**Aim of the exercise**: Locate the lines that hold the string "title". Copy every such line.
-----
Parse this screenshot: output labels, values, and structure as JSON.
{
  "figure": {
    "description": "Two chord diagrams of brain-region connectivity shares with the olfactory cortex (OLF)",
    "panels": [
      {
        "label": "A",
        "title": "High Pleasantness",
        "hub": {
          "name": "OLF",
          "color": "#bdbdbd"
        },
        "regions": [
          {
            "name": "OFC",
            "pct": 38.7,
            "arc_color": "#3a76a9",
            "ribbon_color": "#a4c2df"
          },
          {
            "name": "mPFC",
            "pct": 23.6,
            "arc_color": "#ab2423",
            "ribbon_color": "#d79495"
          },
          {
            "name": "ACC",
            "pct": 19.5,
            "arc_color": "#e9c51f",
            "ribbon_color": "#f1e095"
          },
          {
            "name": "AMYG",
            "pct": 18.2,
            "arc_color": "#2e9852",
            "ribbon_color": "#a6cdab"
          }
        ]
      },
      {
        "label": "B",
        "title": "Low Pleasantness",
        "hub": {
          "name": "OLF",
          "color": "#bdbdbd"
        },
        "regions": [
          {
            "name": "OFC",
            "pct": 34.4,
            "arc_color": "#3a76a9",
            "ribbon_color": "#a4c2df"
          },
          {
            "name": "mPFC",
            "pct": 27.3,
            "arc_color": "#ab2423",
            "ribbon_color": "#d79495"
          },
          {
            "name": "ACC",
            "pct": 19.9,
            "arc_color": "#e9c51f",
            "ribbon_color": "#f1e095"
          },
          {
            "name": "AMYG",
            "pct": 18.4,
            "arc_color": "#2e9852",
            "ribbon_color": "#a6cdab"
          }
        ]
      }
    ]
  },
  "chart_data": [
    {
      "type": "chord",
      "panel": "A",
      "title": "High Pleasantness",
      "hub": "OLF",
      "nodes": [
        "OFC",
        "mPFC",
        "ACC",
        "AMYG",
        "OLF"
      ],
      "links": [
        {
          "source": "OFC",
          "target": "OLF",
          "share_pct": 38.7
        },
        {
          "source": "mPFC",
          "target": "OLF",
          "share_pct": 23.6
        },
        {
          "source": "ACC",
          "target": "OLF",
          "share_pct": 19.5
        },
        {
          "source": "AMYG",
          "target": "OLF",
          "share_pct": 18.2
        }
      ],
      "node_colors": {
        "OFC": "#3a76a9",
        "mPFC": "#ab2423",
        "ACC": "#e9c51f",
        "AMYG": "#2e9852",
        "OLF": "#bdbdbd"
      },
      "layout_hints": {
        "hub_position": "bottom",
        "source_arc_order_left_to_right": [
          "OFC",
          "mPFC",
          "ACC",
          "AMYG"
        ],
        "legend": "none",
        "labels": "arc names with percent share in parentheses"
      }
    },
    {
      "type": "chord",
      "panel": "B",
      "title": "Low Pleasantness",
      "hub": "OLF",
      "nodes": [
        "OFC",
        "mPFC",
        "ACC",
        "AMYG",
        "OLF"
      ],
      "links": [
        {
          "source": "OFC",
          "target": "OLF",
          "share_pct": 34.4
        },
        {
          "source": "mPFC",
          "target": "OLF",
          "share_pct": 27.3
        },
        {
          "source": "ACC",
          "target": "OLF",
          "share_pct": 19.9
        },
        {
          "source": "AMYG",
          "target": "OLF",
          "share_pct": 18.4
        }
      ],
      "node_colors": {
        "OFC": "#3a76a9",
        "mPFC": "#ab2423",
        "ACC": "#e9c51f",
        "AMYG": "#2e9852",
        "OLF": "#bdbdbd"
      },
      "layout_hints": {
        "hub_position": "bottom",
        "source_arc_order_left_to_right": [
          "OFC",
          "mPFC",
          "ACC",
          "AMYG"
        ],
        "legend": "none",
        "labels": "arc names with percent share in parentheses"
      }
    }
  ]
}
-----
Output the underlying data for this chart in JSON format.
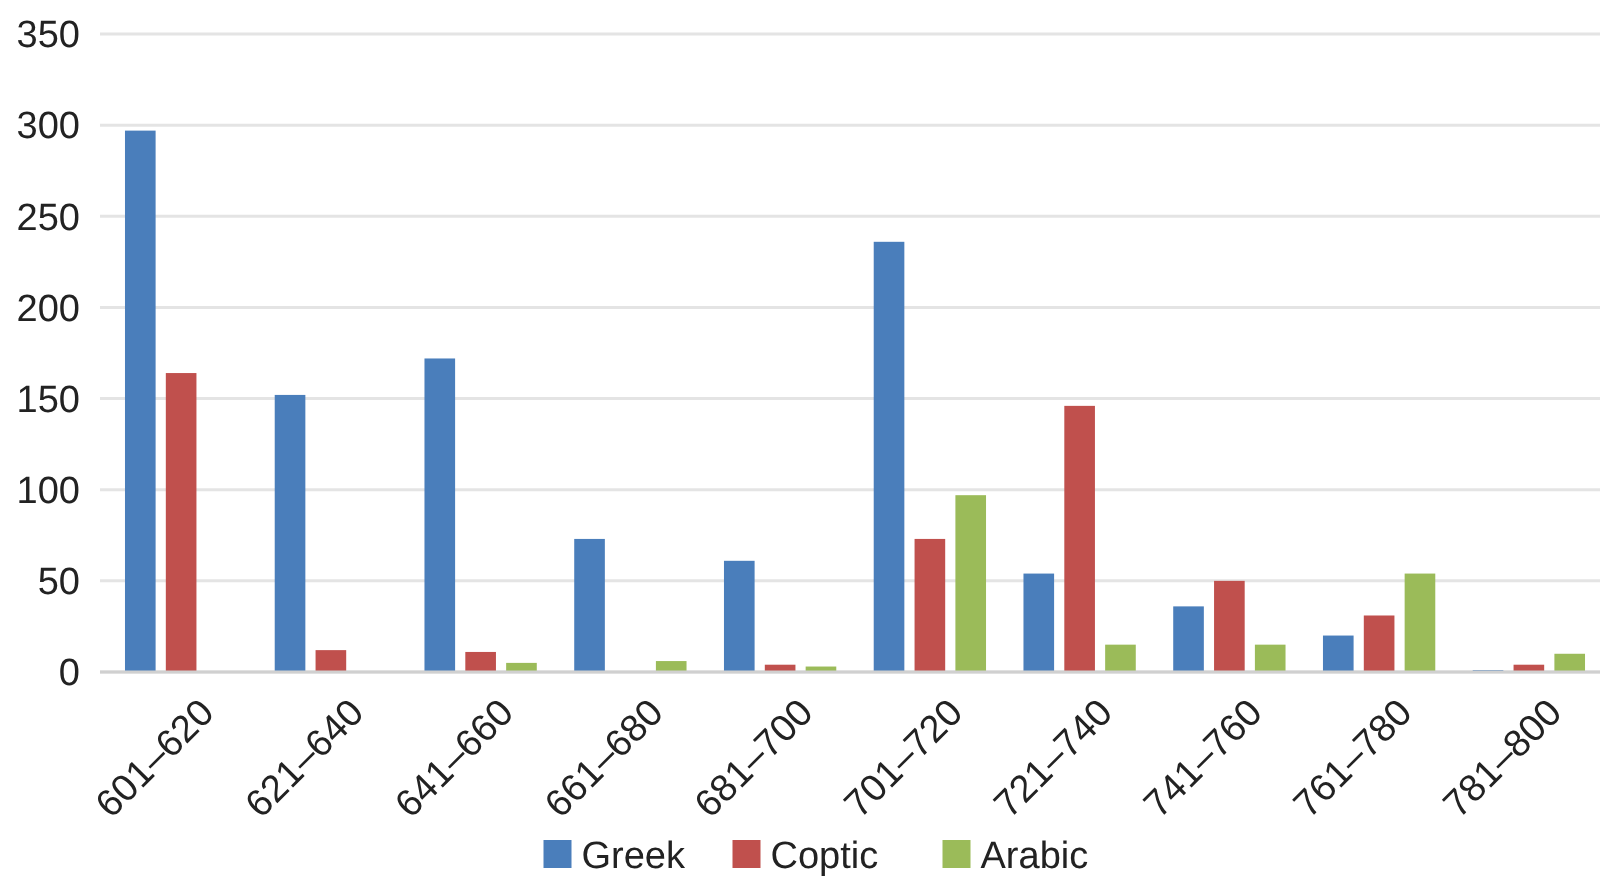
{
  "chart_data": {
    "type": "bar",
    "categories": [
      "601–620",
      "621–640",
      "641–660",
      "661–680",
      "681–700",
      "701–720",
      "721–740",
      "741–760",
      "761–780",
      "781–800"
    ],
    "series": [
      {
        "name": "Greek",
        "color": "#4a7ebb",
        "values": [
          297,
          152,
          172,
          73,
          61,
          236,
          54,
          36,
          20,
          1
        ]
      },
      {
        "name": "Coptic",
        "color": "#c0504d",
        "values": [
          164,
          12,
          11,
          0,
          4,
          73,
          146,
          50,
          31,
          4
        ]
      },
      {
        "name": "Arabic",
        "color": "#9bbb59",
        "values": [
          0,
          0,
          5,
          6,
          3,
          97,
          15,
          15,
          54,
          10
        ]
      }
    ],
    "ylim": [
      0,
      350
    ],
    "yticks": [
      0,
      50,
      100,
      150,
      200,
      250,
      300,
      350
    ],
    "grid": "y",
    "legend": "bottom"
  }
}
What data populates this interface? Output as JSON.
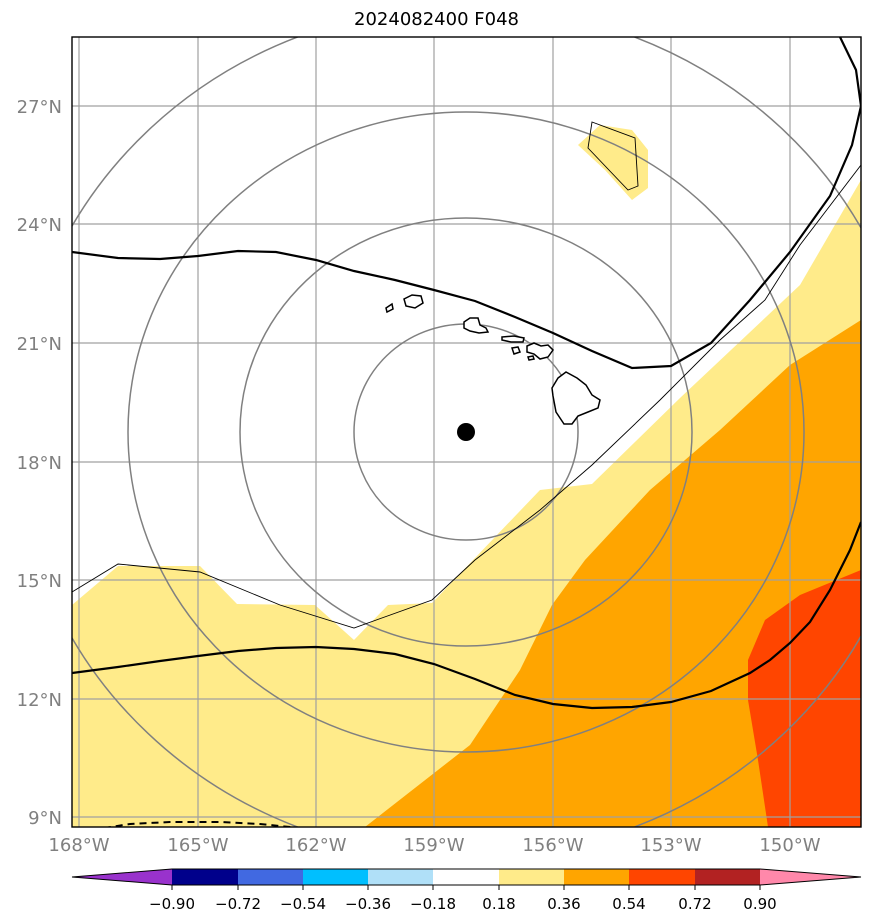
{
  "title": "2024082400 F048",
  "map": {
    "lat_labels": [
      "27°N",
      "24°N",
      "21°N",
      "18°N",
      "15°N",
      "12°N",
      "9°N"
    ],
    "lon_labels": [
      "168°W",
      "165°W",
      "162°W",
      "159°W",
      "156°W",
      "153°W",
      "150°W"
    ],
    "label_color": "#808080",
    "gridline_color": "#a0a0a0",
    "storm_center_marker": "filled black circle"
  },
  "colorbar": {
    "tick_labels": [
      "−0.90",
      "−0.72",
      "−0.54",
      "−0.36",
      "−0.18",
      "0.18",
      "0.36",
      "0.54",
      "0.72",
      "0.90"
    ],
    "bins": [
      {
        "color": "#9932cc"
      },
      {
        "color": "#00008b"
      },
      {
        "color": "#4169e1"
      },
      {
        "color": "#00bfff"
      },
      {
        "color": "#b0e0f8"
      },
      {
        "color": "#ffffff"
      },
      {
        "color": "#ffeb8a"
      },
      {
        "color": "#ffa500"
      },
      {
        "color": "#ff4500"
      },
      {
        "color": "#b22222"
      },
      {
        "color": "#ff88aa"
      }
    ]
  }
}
-----
**Finished answer**:
        "title": "High Pleasantness",
        "title": "Low Pleasantness",
      "title": "High Pleasantness",
      "title": "Low Pleasantness",
  "title": "2024082400 F048",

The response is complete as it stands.